Write out the listing beneath this instruction in its entirety, exactly as it reads.

### Dataset entries:
————

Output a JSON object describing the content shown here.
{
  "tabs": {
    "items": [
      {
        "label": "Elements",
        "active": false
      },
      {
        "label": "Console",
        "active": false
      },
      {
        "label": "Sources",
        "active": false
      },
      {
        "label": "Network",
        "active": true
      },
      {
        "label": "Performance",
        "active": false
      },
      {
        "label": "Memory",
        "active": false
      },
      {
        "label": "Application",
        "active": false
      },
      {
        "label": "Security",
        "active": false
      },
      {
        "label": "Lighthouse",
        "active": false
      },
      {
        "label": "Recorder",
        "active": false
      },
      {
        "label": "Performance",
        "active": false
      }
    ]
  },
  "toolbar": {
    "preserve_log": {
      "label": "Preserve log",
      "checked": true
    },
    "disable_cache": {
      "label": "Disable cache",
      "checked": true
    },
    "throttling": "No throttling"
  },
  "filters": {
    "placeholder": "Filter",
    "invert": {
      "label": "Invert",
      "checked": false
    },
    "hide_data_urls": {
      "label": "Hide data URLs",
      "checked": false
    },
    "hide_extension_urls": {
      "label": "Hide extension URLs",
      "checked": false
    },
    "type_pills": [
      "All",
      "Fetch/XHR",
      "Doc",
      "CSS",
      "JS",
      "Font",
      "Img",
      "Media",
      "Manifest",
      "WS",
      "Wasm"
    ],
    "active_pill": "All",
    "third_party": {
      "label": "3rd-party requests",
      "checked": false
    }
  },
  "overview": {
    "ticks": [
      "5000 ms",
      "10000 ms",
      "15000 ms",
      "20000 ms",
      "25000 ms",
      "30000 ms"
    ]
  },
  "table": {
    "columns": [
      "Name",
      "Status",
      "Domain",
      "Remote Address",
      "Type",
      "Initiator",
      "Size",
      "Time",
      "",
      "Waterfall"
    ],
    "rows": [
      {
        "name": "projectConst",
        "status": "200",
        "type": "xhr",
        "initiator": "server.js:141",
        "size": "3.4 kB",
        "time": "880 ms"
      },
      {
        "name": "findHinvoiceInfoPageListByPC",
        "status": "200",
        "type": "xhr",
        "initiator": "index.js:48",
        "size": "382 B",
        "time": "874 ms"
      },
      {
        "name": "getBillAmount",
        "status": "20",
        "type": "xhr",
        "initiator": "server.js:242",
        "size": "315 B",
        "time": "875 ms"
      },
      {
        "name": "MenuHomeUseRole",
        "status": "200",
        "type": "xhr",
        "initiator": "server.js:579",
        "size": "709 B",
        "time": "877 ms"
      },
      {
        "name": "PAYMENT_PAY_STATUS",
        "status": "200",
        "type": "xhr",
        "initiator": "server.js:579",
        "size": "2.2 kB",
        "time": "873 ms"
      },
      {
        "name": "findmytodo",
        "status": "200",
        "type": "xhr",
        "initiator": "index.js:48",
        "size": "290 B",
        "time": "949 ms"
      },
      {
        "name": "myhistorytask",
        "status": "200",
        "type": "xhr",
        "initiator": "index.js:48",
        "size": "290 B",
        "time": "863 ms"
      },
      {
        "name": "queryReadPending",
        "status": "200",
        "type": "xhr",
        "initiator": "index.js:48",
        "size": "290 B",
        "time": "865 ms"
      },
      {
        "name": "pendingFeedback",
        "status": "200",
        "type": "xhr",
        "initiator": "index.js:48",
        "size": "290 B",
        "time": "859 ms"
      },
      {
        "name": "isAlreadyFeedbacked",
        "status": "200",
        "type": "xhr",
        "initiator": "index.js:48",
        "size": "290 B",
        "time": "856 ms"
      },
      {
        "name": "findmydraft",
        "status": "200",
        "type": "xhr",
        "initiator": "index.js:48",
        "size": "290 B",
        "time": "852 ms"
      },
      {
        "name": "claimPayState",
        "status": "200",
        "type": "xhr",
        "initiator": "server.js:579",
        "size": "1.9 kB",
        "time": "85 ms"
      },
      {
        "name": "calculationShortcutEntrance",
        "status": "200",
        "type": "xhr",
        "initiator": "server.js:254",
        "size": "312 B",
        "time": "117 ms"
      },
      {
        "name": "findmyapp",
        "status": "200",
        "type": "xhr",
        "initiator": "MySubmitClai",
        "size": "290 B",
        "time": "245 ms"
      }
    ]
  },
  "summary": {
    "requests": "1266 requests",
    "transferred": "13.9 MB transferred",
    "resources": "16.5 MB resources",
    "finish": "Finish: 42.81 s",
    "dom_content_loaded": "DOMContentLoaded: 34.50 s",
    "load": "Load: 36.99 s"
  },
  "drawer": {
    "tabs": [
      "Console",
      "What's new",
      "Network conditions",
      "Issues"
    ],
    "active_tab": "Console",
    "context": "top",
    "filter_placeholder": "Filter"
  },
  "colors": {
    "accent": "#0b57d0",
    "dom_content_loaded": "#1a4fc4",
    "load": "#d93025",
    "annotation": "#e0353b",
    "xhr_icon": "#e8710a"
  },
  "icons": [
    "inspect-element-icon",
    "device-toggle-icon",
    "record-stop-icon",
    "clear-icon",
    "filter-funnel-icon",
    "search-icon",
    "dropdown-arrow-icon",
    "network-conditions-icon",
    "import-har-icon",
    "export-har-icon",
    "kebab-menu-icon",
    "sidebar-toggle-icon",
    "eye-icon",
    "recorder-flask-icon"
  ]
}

————

### Written response:
Output a JSON object describing the content shown here.
{
  "tabs": {
    "items": [
      {
        "label": "Elements",
        "active": false
      },
      {
        "label": "Console",
        "active": false
      },
      {
        "label": "Sources",
        "active": false
      },
      {
        "label": "Network",
        "active": true
      },
      {
        "label": "Performance",
        "active": false
      },
      {
        "label": "Memory",
        "active": false
      },
      {
        "label": "Application",
        "active": false
      },
      {
        "label": "Security",
        "active": false
      },
      {
        "label": "Lighthouse",
        "active": false
      },
      {
        "label": "Recorder",
        "active": false
      },
      {
        "label": "Performance",
        "active": false
      }
    ]
  },
  "toolbar": {
    "preserve_log": {
      "label": "Preserve log",
      "checked": true
    },
    "disable_cache": {
      "label": "Disable cache",
      "checked": true
    },
    "throttling": "No throttling"
  },
  "filters": {
    "placeholder": "Filter",
    "invert": {
      "label": "Invert",
      "checked": false
    },
    "hide_data_urls": {
      "label": "Hide data URLs",
      "checked": false
    },
    "hide_extension_urls": {
      "label": "Hide extension URLs",
      "checked": false
    },
    "type_pills": [
      "All",
      "Fetch/XHR",
      "Doc",
      "CSS",
      "JS",
      "Font",
      "Img",
      "Media",
      "Manifest",
      "WS",
      "Wasm"
    ],
    "active_pill": "All",
    "third_party": {
      "label": "3rd-party requests",
      "checked": false
    }
  },
  "overview": {
    "ticks": [
      "5000 ms",
      "10000 ms",
      "15000 ms",
      "20000 ms",
      "25000 ms",
      "30000 ms"
    ]
  },
  "table": {
    "columns": [
      "Name",
      "Status",
      "Domain",
      "Remote Address",
      "Type",
      "Initiator",
      "Size",
      "Time",
      "",
      "Waterfall"
    ],
    "rows": [
      {
        "name": "projectConst",
        "status": "200",
        "type": "xhr",
        "initiator": "server.js:141",
        "size": "3.4 kB",
        "time": "880 ms"
      },
      {
        "name": "findHinvoiceInfoPageListByPC",
        "status": "200",
        "type": "xhr",
        "initiator": "index.js:48",
        "size": "382 B",
        "time": "874 ms"
      },
      {
        "name": "getBillAmount",
        "status": "20",
        "type": "xhr",
        "initiator": "server.js:242",
        "size": "315 B",
        "time": "875 ms"
      },
      {
        "name": "MenuHomeUseRole",
        "status": "200",
        "type": "xhr",
        "initiator": "server.js:579",
        "size": "709 B",
        "time": "877 ms"
      },
      {
        "name": "PAYMENT_PAY_STATUS",
        "status": "200",
        "type": "xhr",
        "initiator": "server.js:579",
        "size": "2.2 kB",
        "time": "873 ms"
      },
      {
        "name": "findmytodo",
        "status": "200",
        "type": "xhr",
        "initiator": "index.js:48",
        "size": "290 B",
        "time": "949 ms"
      },
      {
        "name": "myhistorytask",
        "status": "200",
        "type": "xhr",
        "initiator": "index.js:48",
        "size": "290 B",
        "time": "863 ms"
      },
      {
        "name": "queryReadPending",
        "status": "200",
        "type": "xhr",
        "initiator": "index.js:48",
        "size": "290 B",
        "time": "865 ms"
      },
      {
        "name": "pendingFeedback",
        "status": "200",
        "type": "xhr",
        "initiator": "index.js:48",
        "size": "290 B",
        "time": "859 ms"
      },
      {
        "name": "isAlreadyFeedbacked",
        "status": "200",
        "type": "xhr",
        "initiator": "index.js:48",
        "size": "290 B",
        "time": "856 ms"
      },
      {
        "name": "findmydraft",
        "status": "200",
        "type": "xhr",
        "initiator": "index.js:48",
        "size": "290 B",
        "time": "852 ms"
      },
      {
        "name": "claimPayState",
        "status": "200",
        "type": "xhr",
        "initiator": "server.js:579",
        "size": "1.9 kB",
        "time": "85 ms"
      },
      {
        "name": "calculationShortcutEntrance",
        "status": "200",
        "type": "xhr",
        "initiator": "server.js:254",
        "size": "312 B",
        "time": "117 ms"
      },
      {
        "name": "findmyapp",
        "status": "200",
        "type": "xhr",
        "initiator": "MySubmitClai",
        "size": "290 B",
        "time": "245 ms"
      }
    ]
  },
  "summary": {
    "requests": "1266 requests",
    "transferred": "13.9 MB transferred",
    "resources": "16.5 MB resources",
    "finish": "Finish: 42.81 s",
    "dom_content_loaded": "DOMContentLoaded: 34.50 s",
    "load": "Load: 36.99 s"
  },
  "drawer": {
    "tabs": [
      "Console",
      "What's new",
      "Network conditions",
      "Issues"
    ],
    "active_tab": "Console",
    "context": "top",
    "filter_placeholder": "Filter"
  },
  "colors": {
    "accent": "#0b57d0",
    "dom_content_loaded": "#1a4fc4",
    "load": "#d93025",
    "annotation": "#e0353b",
    "xhr_icon": "#e8710a"
  },
  "icons": [
    "inspect-element-icon",
    "device-toggle-icon",
    "record-stop-icon",
    "clear-icon",
    "filter-funnel-icon",
    "search-icon",
    "dropdown-arrow-icon",
    "network-conditions-icon",
    "import-har-icon",
    "export-har-icon",
    "kebab-menu-icon",
    "sidebar-toggle-icon",
    "eye-icon",
    "recorder-flask-icon"
  ]
}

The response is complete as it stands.